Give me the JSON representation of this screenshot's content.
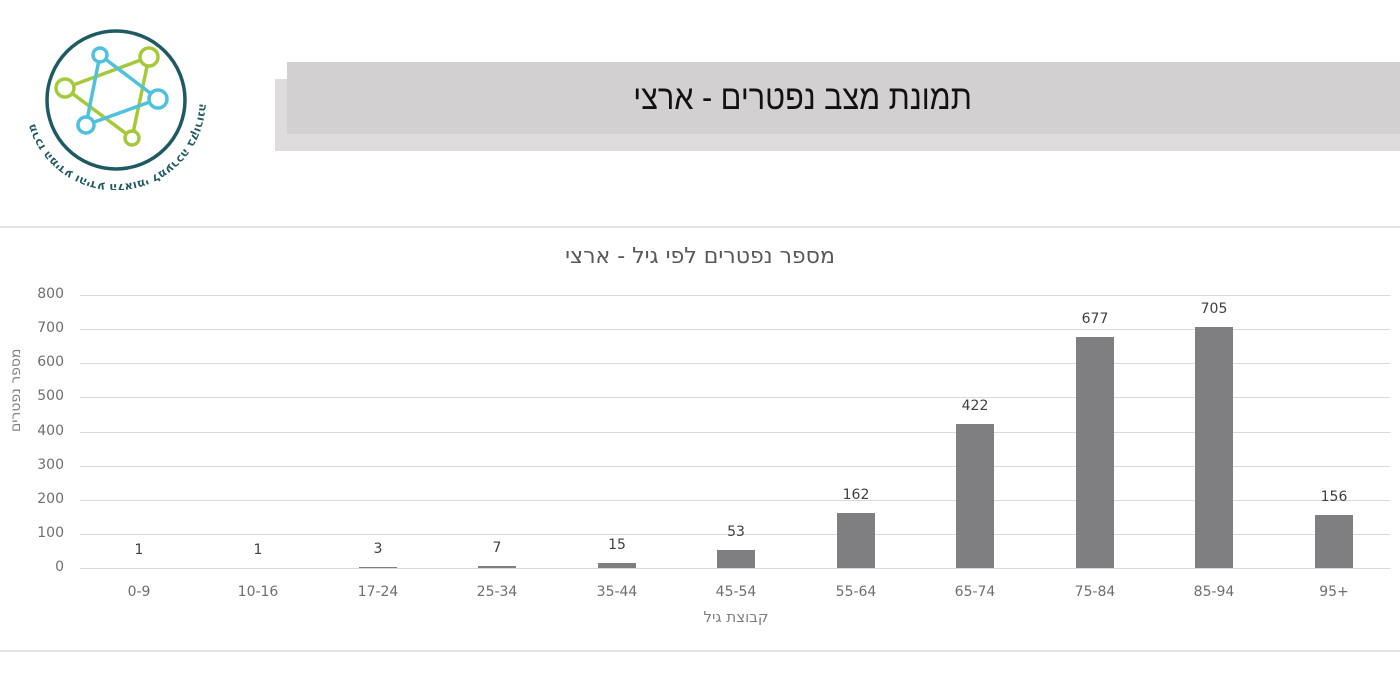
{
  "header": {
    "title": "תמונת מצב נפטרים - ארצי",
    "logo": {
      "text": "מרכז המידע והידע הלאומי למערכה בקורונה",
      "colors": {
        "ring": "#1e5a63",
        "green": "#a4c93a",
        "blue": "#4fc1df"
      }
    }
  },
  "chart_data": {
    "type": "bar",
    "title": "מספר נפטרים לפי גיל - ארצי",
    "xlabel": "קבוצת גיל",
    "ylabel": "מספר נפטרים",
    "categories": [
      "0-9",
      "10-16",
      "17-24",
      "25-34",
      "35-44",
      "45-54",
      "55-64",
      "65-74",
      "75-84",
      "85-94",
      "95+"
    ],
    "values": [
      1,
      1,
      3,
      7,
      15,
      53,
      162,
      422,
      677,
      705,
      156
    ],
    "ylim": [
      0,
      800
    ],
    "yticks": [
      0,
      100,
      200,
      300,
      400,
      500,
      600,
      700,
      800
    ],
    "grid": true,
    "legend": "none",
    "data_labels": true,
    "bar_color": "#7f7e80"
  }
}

...

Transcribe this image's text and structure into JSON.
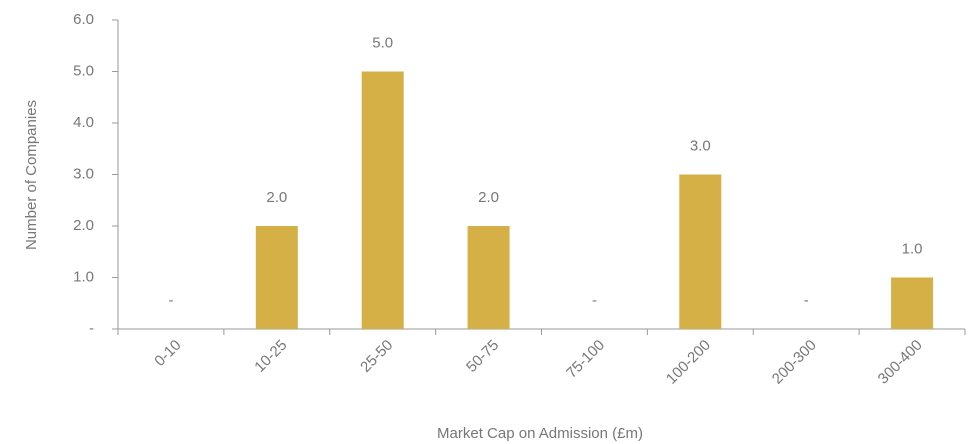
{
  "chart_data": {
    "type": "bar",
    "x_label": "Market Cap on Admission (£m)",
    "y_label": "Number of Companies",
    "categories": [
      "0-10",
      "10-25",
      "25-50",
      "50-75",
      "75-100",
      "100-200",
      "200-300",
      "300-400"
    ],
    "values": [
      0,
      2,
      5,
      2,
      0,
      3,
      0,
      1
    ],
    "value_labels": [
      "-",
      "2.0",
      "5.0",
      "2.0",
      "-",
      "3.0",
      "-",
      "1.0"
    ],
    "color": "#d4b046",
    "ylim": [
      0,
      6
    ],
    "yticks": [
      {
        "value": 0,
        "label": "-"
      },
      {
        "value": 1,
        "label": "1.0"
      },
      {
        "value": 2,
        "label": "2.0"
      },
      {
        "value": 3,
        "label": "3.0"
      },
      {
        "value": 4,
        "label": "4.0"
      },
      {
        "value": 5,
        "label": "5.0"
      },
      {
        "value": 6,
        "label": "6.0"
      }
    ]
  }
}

▶ To be done
Pick out the lines containing the string "text" and show them.

▶ Written reply
      "text": "מרכז המידע והידע הלאומי למערכה בקורונה",
Transcribe this image's text and structure into JSON.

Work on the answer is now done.